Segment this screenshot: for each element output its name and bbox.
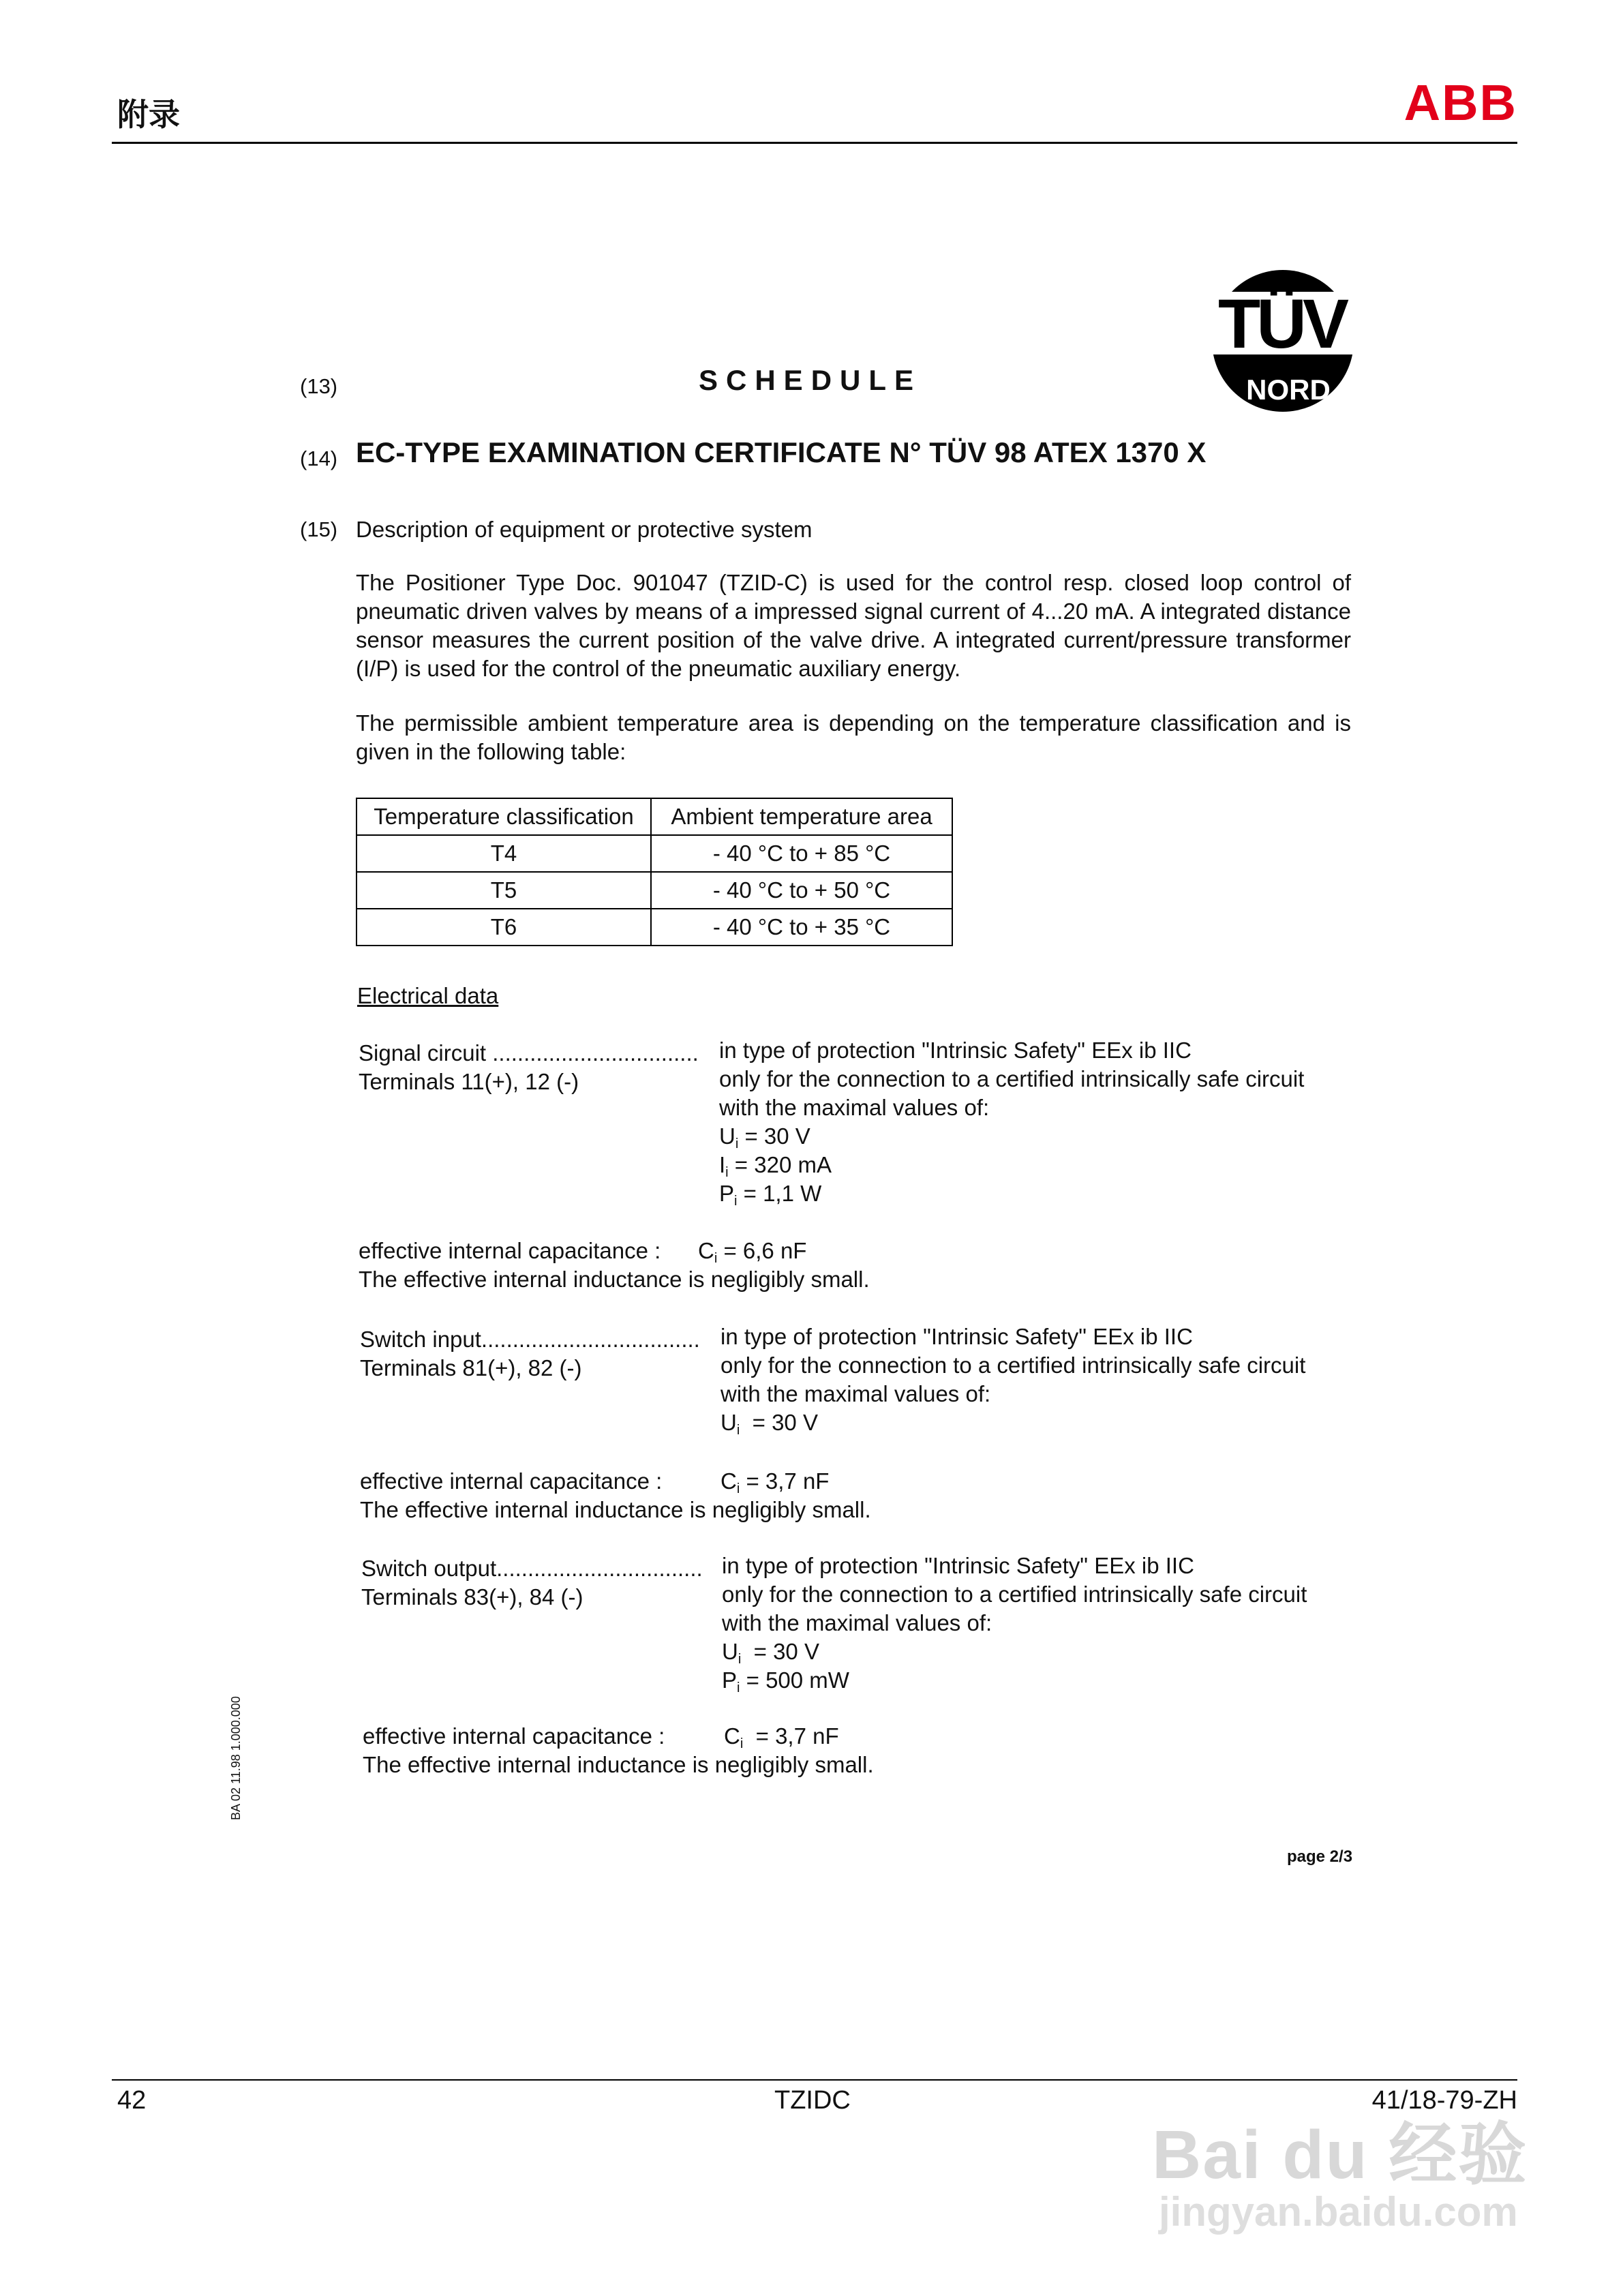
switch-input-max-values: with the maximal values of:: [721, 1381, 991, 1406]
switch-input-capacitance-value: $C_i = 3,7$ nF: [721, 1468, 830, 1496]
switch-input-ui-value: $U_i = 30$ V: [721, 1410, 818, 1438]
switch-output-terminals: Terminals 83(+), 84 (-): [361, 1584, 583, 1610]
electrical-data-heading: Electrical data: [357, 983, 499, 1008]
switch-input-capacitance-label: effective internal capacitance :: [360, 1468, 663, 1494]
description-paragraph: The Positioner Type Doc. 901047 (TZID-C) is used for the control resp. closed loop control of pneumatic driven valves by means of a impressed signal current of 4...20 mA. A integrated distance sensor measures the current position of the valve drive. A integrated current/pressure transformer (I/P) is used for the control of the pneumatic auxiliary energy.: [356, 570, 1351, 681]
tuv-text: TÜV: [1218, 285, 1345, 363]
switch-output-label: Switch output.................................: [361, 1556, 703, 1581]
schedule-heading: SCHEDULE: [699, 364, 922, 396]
□ □ □ □ □ □ □
• **YOUR GOAL**:
Reproduce every line of the records above word for word, leaving out the pictures.

• **ANSWER BELOW**:
Segment this screenshot: for each element output its name and bbox.
switch-input-max-values: with the maximal values of:: [721, 1381, 991, 1406]
switch-input-capacitance-value: $C_i = 3,7$ nF: [721, 1468, 830, 1496]
switch-input-ui-value: $U_i = 30$ V: [721, 1410, 818, 1438]
switch-output-terminals: Terminals 83(+), 84 (-): [361, 1584, 583, 1610]
electrical-data-heading: Electrical data: [357, 983, 499, 1008]
switch-input-capacitance-label: effective internal capacitance :: [360, 1468, 663, 1494]
description-paragraph: The Positioner Type Doc. 901047 (TZID-C) is used for the control resp. closed loop control of pneumatic driven valves by means of a impressed signal current of 4...20 mA. A integrated distance sensor measures the current position of the valve drive. A integrated current/pressure transformer (I/P) is used for the control of the pneumatic auxiliary energy.: [356, 570, 1351, 681]
tuv-text: TÜV: [1218, 285, 1345, 363]
switch-output-label: Switch output.................................: [361, 1556, 703, 1581]
schedule-heading: SCHEDULE: [699, 364, 922, 396]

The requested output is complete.